ZIEL DER ÜBUNG: In welchem Package sucht der Classloader laut dem Forumsbeitrag zum Java-Applet die class-Datei?

# Java Applet Problem beim einbinden in HTML



## Hakan (1. Jul 2010)

ich hab ein problem beim einbinden eines java Applet in HTML. wenn ich die HTML einbinden möchte kommt folgender fehler im Browser:

```
java.lang.NoClassDefFoundError: SecondApplet (wrong name: rechteck/SecondApplet)
	at java.lang.ClassLoader.defineClass1(Native Method)
	at java.lang.ClassLoader.defineClassCond(Unknown Source)
	at java.lang.ClassLoader.defineClass(Unknown Source)
	at java.security.SecureClassLoader.defineClass(Unknown Source)
	at sun.plugin2.applet.Applet2ClassLoader.findClass(Unknown Source)
	at java.lang.ClassLoader.loadClass(Unknown Source)
	at java.lang.ClassLoader.loadClass(Unknown Source)
	at sun.plugin2.applet.Plugin2ClassLoader.loadCode(Unknown Source)
	at sun.plugin2.applet.Plugin2Manager.createApplet(Unknown Source)
	at sun.plugin2.applet.Plugin2Manager$AppletExecutionRunnable.run(Unknown Source)
	at java.lang.Thread.run(Unknown Source)
Ausnahme: java.lang.NoClassDefFoundError: SecondApplet (wrong name: rechteck/SecondApplet)
```

*und so sieht mein applet aus:*

```
package rechteck;

import java.applet.*;   
import java.awt.*;  

/** This applet ... */
public class SecondApplet extends Applet {
    
ColoredRect dr=new ColoredRect(30,20,300,350,Color.BLUE,Color.RED);
ColoredRect r1 = new ColoredRect(10, 10, 400, 250,Color.BLUE,Color.GREEN);   
ColoredRect r2 = new ColoredRect(20, 30, 500, 330,Color.BLUE,Color.YELLOW);
// This method displays the applet.
    @Override
    public void paint(Graphics g) {
        dr.draw(g);
	r1.draw(g);
	r2.draw(g);
    }
}
```

*und in HTML ist es wie folgt eingebunden:*

```
<html>
  <head>
    <title></title>
  </head>
  <body>
      <applet code="SecondApplet.class" width=550 height=400>            
      </applet>
  </body>
</html>
```

Also ich vermute es stimmt mit den pfaden nicht. allerdings kann ich mir nicht erklären was. Alle Dateien befinden sich im gleichen ordner.


----------



## megalomaniac (1. Jul 2010)

Der Classloader sucht die class-Datei im package "rechteck".

Versuch mal entweder die package-Angabe in der Java-Source wegzulassen, oder die class-Datei in einen Unterordner "rechteck" zu stellen.


----------



## L-ectron-X (1. Jul 2010)

Hier steht doch alles... http://www.java-forum.org/applets/4482-verweigert-browser-anzeige-java-applets.html


----------



## Hakan (1. Jul 2010)

Danke L-ectron-X. es hat funktioniert :toll::toll::toll:


----------

Gesammelte Daten:
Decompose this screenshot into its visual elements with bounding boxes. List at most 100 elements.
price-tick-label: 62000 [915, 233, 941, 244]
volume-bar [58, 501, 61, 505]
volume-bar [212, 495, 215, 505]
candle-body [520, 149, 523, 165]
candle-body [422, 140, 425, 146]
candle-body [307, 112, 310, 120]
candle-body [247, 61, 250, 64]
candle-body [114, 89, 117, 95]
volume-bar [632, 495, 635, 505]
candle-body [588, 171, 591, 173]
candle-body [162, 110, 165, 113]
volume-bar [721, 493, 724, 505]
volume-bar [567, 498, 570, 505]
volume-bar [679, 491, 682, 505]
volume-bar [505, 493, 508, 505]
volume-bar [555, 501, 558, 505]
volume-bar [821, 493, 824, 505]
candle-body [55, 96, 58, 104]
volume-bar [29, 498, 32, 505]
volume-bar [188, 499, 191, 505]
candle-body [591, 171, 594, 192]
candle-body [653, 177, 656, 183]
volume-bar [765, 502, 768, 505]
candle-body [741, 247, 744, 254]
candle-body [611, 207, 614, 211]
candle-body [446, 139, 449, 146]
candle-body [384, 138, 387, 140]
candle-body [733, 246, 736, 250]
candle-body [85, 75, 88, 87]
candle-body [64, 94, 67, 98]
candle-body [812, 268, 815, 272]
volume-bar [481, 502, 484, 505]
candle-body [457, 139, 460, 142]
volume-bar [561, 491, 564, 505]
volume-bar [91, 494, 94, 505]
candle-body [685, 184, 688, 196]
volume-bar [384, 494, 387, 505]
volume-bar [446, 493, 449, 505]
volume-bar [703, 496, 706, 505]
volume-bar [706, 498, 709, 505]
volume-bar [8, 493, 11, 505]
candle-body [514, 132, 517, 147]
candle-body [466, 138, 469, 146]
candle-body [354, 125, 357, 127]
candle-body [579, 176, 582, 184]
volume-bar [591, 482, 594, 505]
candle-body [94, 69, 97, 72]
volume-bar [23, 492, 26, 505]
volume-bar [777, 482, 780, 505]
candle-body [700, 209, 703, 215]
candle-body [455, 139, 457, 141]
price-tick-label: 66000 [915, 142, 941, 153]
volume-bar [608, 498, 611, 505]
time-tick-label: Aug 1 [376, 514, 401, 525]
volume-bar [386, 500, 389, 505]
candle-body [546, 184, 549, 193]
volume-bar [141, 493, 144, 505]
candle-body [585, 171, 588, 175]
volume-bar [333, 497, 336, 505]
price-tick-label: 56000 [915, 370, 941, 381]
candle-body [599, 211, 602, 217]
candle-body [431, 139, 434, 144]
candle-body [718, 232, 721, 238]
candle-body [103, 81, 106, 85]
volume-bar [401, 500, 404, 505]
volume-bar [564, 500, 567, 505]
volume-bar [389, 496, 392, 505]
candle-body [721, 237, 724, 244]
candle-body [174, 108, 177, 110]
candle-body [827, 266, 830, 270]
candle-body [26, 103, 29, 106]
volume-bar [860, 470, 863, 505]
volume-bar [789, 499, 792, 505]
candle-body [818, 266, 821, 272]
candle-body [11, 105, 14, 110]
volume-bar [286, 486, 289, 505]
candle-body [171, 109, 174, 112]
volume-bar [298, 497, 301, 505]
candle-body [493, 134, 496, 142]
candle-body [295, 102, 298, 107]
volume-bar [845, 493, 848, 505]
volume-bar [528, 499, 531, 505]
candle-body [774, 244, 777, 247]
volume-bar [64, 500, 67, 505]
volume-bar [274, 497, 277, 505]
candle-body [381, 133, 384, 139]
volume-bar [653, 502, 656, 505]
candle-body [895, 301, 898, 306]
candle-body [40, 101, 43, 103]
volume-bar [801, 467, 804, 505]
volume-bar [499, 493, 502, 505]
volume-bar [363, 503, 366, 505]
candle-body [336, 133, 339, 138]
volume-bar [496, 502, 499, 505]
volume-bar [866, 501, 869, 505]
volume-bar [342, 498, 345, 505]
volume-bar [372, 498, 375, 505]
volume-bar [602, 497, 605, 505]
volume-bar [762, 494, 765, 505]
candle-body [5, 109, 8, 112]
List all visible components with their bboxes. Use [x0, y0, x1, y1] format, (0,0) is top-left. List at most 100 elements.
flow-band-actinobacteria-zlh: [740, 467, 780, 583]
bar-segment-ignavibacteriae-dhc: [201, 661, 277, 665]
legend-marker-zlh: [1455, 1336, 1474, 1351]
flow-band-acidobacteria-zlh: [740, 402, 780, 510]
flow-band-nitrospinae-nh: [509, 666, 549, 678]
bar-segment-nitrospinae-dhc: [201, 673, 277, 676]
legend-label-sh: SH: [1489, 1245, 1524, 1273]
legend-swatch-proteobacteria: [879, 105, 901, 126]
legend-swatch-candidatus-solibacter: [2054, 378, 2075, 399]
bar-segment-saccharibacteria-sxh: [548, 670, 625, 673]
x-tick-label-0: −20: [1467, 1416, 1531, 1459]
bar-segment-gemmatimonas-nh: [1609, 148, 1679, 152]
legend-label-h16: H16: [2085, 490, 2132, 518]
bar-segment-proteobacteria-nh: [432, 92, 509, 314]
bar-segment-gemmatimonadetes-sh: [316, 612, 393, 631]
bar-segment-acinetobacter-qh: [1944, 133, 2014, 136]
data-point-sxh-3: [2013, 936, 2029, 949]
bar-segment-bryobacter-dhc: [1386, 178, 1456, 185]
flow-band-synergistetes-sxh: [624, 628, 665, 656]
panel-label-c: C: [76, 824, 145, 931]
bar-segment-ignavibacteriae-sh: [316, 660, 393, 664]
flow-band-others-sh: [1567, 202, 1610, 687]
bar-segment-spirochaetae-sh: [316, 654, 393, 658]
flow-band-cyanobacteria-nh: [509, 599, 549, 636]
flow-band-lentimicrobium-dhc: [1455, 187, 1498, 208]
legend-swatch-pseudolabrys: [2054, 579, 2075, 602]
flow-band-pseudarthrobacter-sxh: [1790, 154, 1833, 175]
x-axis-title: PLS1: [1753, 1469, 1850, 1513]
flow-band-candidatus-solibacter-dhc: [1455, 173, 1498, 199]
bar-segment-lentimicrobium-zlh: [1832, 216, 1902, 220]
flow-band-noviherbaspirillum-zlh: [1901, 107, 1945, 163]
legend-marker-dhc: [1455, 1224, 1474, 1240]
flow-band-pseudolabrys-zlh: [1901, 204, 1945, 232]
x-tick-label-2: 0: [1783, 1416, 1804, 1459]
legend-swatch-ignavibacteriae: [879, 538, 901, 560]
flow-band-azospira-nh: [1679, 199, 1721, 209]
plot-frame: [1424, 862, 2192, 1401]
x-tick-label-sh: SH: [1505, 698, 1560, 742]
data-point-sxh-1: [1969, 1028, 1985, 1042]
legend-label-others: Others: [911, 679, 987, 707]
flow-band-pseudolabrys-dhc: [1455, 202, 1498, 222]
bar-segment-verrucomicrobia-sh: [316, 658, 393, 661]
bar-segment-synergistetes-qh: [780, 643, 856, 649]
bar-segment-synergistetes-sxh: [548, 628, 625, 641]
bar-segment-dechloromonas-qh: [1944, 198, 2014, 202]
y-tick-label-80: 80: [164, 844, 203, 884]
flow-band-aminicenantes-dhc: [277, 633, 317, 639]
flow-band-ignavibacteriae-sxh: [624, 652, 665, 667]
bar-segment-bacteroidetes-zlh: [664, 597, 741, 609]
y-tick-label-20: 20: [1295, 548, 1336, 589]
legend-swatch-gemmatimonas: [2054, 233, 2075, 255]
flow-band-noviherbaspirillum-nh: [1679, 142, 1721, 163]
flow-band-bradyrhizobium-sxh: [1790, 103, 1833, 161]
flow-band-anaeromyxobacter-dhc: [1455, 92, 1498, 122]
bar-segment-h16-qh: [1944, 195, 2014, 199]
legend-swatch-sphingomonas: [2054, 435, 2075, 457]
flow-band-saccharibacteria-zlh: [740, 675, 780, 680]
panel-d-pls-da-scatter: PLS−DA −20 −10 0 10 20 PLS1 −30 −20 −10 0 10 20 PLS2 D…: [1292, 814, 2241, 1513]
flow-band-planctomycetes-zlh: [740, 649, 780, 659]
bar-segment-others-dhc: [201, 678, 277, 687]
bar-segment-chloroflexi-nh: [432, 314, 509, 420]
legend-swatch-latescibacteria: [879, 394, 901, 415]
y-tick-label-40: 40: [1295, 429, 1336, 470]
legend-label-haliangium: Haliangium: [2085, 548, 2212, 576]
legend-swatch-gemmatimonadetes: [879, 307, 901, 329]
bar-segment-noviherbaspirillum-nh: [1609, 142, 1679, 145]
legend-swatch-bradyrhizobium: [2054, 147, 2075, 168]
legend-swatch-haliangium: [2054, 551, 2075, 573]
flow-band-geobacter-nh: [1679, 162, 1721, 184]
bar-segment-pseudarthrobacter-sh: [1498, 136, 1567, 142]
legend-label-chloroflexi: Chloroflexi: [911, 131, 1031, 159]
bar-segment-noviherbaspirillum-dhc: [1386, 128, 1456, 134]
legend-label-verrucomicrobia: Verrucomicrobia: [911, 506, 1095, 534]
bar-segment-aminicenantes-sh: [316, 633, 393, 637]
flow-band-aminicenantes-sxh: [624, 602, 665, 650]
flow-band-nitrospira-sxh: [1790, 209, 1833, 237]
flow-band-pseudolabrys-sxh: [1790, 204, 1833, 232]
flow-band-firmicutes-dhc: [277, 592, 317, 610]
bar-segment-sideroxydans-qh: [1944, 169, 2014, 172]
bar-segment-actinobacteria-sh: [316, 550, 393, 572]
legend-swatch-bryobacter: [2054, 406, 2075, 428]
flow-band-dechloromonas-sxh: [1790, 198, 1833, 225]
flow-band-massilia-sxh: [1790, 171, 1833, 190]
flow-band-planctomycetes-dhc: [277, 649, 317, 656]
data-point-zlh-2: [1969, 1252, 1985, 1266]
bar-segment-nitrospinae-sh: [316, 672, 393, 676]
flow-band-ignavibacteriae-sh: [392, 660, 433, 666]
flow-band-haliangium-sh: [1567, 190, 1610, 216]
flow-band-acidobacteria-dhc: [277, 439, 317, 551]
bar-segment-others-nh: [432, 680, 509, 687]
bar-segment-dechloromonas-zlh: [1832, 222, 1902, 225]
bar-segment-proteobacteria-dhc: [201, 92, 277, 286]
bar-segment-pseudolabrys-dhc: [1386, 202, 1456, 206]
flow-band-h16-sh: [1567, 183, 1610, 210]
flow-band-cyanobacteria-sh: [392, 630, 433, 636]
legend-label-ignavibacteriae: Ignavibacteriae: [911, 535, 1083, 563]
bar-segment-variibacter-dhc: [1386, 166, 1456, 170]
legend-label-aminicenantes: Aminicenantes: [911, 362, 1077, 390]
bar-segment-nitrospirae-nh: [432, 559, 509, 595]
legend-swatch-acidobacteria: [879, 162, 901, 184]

LÖSUNG DER AUFGABE: Im Package „rechteck“.